• STATED EXERCISE:
Pick out the lines below with "this" and list them.

• EXTRACTED MATERIAL:
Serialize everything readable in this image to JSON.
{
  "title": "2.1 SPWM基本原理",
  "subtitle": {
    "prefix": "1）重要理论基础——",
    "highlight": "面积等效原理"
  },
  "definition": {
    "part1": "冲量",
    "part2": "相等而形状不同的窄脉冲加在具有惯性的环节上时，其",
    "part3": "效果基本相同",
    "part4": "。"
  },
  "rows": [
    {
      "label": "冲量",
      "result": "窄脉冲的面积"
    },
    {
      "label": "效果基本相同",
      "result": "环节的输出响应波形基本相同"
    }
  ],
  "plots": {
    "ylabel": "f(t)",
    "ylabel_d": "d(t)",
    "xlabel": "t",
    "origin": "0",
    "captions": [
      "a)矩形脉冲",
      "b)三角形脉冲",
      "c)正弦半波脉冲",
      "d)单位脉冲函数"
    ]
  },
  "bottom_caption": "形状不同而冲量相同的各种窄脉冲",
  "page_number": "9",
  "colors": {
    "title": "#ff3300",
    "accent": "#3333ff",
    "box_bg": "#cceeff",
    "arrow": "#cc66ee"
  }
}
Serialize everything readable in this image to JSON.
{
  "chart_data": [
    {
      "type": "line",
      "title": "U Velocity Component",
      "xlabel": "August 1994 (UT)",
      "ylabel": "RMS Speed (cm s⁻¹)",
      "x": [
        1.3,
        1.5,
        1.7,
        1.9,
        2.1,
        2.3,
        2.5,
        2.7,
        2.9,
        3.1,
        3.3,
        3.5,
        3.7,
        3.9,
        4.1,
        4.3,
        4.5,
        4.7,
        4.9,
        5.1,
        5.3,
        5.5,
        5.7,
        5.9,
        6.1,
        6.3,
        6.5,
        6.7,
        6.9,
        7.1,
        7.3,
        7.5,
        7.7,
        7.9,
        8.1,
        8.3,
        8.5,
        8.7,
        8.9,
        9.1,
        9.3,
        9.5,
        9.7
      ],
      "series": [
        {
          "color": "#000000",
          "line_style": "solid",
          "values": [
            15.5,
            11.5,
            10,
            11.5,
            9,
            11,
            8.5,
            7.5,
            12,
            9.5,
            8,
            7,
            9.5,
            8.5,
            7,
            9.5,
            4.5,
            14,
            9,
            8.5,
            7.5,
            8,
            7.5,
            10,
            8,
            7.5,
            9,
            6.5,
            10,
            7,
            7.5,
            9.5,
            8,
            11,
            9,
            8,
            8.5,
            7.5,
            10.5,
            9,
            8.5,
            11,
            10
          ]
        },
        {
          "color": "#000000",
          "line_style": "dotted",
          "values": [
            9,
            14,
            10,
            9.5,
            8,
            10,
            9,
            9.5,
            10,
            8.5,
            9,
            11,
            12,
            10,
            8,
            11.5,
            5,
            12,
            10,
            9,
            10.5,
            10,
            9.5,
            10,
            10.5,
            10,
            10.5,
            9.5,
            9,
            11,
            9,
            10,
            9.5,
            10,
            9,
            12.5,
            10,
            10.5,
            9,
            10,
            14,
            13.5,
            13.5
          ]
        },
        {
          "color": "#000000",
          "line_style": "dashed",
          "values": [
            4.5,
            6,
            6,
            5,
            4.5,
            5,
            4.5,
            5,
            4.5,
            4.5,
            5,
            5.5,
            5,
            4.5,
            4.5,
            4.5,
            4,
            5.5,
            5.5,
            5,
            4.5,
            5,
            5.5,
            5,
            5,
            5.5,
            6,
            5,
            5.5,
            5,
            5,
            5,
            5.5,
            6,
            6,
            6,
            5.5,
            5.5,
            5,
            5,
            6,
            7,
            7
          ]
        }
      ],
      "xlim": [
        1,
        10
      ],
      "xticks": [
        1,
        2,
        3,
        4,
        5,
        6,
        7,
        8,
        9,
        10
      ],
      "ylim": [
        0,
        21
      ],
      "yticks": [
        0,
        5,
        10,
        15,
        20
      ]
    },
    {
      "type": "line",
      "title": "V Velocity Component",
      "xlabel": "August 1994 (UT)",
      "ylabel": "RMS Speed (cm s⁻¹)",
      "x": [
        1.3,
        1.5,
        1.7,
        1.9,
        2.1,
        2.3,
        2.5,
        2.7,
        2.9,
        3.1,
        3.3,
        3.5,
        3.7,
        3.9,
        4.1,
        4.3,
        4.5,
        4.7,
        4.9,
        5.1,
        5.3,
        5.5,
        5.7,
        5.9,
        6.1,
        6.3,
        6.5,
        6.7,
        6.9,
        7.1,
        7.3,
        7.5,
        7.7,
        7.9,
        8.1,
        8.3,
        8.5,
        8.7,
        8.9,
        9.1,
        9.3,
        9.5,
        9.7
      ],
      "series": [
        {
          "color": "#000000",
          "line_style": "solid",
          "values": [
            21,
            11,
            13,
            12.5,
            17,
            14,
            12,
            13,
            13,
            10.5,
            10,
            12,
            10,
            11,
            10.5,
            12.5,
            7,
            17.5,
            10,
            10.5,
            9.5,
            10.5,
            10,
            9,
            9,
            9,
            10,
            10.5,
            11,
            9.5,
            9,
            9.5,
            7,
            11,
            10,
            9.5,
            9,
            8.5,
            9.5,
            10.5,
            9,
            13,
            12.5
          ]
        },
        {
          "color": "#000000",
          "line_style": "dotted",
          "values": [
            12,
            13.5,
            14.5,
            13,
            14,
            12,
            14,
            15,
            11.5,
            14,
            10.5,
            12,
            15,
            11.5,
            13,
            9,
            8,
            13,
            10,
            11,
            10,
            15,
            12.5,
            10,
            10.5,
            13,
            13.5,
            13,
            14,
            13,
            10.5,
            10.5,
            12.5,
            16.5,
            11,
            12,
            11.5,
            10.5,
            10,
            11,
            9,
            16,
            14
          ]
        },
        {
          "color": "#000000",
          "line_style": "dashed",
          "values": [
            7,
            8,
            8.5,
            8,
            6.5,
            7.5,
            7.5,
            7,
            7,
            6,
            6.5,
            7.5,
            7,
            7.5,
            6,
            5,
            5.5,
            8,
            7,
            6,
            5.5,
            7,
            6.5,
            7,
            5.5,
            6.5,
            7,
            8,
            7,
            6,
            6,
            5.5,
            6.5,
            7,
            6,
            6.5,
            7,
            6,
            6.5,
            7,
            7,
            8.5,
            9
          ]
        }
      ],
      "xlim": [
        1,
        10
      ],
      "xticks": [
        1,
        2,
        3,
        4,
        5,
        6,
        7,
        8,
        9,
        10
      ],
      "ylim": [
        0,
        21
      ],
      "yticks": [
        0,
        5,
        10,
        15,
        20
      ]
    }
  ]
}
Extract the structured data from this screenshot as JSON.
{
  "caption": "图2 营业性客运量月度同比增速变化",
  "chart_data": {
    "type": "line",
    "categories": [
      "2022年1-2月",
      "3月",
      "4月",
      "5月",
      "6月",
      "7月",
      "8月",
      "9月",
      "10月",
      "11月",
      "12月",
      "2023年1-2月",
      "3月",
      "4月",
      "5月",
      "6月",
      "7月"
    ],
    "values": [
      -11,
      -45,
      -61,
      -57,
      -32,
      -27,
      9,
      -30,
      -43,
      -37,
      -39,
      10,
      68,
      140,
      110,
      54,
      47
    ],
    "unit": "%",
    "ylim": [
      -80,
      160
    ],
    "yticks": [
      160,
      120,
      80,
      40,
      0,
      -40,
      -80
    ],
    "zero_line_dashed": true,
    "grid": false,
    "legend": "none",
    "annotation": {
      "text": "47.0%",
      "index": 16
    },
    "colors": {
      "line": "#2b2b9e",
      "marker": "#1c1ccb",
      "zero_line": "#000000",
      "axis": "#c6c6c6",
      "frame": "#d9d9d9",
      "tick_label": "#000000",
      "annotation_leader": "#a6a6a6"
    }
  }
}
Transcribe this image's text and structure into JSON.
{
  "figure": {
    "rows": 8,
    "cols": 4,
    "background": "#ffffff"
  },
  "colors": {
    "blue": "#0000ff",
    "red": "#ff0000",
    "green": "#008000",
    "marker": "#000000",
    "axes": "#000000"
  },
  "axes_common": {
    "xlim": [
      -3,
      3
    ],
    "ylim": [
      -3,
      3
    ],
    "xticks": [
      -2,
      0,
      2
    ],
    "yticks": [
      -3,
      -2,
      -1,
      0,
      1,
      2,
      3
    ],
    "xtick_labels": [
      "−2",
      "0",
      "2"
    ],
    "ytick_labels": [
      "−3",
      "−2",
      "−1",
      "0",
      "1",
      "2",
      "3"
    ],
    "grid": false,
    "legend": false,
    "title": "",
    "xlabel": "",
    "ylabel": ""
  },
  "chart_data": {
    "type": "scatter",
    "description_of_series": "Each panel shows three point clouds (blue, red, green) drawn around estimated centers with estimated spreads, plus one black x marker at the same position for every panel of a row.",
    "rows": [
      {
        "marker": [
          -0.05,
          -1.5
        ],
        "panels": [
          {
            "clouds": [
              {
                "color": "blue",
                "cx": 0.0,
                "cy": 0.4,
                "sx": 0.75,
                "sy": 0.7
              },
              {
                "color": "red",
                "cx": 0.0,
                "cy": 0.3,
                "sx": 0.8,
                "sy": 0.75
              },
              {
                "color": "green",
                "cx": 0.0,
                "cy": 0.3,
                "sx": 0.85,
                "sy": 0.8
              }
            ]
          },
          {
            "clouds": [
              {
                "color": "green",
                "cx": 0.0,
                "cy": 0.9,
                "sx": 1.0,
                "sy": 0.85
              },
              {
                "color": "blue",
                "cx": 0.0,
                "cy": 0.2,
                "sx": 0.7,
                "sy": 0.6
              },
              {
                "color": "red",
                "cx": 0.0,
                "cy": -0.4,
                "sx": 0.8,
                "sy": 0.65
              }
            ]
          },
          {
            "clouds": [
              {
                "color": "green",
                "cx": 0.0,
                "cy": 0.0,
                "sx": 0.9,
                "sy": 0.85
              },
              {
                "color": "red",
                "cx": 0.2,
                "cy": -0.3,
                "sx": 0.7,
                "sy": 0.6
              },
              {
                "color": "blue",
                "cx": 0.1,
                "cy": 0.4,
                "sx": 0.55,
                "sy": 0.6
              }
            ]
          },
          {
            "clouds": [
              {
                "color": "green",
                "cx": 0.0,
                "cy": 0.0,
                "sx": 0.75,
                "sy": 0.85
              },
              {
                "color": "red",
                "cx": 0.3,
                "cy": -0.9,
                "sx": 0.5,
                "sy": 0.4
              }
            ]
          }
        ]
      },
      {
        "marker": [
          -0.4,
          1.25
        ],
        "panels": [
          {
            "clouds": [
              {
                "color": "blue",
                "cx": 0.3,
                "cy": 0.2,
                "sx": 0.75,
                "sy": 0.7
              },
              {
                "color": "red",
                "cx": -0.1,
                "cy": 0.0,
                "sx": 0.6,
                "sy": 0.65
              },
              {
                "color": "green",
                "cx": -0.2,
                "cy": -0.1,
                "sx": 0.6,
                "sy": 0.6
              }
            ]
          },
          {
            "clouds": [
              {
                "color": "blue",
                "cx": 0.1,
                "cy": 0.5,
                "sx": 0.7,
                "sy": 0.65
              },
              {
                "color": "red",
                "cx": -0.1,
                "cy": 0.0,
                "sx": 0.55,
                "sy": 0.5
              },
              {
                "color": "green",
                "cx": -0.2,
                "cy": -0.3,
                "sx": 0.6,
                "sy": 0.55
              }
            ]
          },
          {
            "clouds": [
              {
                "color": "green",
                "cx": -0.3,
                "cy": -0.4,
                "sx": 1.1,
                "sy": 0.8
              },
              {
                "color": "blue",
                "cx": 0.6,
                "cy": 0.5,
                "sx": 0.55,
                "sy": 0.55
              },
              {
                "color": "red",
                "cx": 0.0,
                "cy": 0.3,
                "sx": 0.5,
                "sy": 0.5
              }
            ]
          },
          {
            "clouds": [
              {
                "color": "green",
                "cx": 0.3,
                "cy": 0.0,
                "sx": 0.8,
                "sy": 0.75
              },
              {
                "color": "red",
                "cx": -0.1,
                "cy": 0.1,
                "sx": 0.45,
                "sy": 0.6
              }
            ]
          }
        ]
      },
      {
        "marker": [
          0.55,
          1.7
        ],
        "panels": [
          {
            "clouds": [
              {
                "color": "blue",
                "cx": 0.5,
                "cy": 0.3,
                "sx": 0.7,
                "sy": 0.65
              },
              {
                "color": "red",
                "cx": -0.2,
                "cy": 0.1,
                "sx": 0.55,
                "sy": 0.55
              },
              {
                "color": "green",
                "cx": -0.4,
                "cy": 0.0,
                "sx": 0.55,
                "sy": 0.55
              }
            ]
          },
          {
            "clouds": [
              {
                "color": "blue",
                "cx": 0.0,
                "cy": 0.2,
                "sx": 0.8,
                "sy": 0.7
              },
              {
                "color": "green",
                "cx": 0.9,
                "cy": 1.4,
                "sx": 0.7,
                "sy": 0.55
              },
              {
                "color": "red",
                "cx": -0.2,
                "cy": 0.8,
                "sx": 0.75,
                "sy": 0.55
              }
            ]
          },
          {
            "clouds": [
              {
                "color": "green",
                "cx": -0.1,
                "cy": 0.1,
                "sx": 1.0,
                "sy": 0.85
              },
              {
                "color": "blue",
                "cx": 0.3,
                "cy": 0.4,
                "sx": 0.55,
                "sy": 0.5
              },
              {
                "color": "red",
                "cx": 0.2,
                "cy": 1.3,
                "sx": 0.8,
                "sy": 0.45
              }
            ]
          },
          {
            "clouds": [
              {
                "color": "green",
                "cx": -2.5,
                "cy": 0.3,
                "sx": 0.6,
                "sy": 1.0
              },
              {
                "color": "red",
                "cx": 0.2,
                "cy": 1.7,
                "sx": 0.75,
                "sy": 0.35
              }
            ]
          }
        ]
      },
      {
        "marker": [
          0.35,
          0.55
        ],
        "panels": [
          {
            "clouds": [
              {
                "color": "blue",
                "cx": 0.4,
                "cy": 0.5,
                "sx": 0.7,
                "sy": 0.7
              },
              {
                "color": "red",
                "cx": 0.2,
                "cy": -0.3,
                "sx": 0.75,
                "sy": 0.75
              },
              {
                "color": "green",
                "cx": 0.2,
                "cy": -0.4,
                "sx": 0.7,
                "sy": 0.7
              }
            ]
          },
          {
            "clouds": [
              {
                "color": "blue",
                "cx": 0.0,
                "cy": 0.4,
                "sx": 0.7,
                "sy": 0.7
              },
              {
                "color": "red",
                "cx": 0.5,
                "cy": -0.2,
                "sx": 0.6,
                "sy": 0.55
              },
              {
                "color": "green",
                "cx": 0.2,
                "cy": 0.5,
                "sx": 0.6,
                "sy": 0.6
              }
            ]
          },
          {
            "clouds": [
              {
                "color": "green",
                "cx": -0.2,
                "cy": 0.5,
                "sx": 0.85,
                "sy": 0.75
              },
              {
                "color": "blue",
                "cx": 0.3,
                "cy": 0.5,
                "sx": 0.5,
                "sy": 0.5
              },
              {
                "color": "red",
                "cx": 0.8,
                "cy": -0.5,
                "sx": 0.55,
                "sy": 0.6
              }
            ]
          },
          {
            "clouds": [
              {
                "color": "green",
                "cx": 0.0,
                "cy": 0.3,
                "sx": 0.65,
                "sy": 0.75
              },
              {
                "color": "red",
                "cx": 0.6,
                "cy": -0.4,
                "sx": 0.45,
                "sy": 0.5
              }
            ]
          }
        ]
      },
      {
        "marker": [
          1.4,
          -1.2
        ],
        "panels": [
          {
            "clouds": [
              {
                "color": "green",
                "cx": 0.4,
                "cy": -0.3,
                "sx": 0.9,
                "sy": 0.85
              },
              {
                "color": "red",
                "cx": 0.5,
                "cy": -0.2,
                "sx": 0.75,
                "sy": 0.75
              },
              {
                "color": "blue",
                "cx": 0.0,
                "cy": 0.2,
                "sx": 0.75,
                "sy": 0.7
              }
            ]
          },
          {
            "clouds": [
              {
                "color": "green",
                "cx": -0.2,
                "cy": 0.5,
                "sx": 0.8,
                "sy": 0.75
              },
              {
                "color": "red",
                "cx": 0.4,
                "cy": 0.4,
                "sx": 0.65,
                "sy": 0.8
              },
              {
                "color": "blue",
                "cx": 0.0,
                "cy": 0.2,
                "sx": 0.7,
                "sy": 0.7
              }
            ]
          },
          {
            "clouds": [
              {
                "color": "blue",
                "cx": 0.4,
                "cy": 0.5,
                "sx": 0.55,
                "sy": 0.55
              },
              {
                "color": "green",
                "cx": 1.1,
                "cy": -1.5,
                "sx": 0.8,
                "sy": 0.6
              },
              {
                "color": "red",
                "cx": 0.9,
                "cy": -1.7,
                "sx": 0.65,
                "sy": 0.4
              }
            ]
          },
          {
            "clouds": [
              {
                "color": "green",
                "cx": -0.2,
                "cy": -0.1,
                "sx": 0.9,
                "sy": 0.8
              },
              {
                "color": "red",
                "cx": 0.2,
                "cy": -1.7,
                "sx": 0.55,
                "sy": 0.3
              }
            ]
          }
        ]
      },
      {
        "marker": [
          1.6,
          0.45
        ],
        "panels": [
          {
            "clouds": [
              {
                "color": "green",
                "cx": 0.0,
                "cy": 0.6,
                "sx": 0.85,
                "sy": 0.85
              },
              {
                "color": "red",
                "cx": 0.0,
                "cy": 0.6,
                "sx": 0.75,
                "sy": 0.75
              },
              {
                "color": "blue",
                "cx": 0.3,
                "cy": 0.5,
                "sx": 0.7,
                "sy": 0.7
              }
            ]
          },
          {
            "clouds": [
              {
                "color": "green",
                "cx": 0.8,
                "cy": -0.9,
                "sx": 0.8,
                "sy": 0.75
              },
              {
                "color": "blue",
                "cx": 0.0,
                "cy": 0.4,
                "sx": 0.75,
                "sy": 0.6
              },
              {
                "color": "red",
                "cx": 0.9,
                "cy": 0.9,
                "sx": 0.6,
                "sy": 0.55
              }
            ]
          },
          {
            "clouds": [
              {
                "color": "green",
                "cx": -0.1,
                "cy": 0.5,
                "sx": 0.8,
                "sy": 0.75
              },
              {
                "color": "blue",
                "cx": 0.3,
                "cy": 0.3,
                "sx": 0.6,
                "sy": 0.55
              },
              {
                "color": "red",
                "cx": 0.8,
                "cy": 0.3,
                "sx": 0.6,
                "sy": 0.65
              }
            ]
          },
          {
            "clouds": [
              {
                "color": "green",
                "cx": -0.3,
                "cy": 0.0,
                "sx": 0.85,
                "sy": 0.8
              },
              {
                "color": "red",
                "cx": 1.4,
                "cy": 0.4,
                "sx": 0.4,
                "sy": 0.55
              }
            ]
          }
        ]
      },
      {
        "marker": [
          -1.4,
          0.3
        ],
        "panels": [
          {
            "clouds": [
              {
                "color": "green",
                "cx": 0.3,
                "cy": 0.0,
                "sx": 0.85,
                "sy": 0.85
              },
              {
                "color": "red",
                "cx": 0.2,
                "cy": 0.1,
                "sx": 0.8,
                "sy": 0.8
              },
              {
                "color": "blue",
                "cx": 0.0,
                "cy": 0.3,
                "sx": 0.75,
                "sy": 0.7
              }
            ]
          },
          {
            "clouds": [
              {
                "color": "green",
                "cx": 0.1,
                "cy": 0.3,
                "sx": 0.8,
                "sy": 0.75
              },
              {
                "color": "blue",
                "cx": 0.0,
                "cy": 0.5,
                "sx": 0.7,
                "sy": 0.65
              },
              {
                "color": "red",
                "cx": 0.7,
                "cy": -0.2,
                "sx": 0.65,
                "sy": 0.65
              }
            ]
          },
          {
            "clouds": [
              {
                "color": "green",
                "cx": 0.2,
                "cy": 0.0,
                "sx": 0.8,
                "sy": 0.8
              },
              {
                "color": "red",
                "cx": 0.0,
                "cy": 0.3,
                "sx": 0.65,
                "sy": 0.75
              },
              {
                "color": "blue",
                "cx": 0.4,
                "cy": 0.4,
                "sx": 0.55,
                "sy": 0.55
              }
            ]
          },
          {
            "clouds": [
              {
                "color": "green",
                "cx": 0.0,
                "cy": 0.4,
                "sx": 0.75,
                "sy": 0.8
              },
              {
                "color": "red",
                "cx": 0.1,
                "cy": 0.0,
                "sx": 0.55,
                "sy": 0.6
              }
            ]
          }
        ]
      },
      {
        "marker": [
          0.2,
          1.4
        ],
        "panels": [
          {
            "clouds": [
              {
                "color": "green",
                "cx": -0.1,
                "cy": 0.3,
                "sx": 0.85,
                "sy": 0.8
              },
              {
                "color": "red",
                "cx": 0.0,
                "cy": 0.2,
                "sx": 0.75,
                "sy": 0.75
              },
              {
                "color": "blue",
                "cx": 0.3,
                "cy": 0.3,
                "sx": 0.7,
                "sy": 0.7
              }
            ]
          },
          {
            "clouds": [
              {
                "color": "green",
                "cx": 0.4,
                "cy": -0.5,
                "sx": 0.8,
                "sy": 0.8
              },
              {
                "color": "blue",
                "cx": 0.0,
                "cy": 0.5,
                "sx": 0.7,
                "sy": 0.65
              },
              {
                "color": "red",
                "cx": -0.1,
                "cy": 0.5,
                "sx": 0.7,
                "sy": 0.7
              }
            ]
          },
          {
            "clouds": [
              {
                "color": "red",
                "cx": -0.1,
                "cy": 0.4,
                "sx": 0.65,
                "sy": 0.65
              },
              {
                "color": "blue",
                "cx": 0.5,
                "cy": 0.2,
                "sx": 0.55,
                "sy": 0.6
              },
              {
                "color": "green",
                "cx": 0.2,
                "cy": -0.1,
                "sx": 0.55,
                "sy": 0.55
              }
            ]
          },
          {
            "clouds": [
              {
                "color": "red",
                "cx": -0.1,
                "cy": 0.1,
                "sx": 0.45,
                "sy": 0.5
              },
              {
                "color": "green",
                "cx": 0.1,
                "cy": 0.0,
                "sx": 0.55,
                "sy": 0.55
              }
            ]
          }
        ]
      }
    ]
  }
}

• TASK OUTPUT:
Serialize everything readable in this image to JSON.
Serialize everything readable in this image to JSON.
Extract the structured data from this screenshot as JSON.
Transcribe this image's text and structure into JSON.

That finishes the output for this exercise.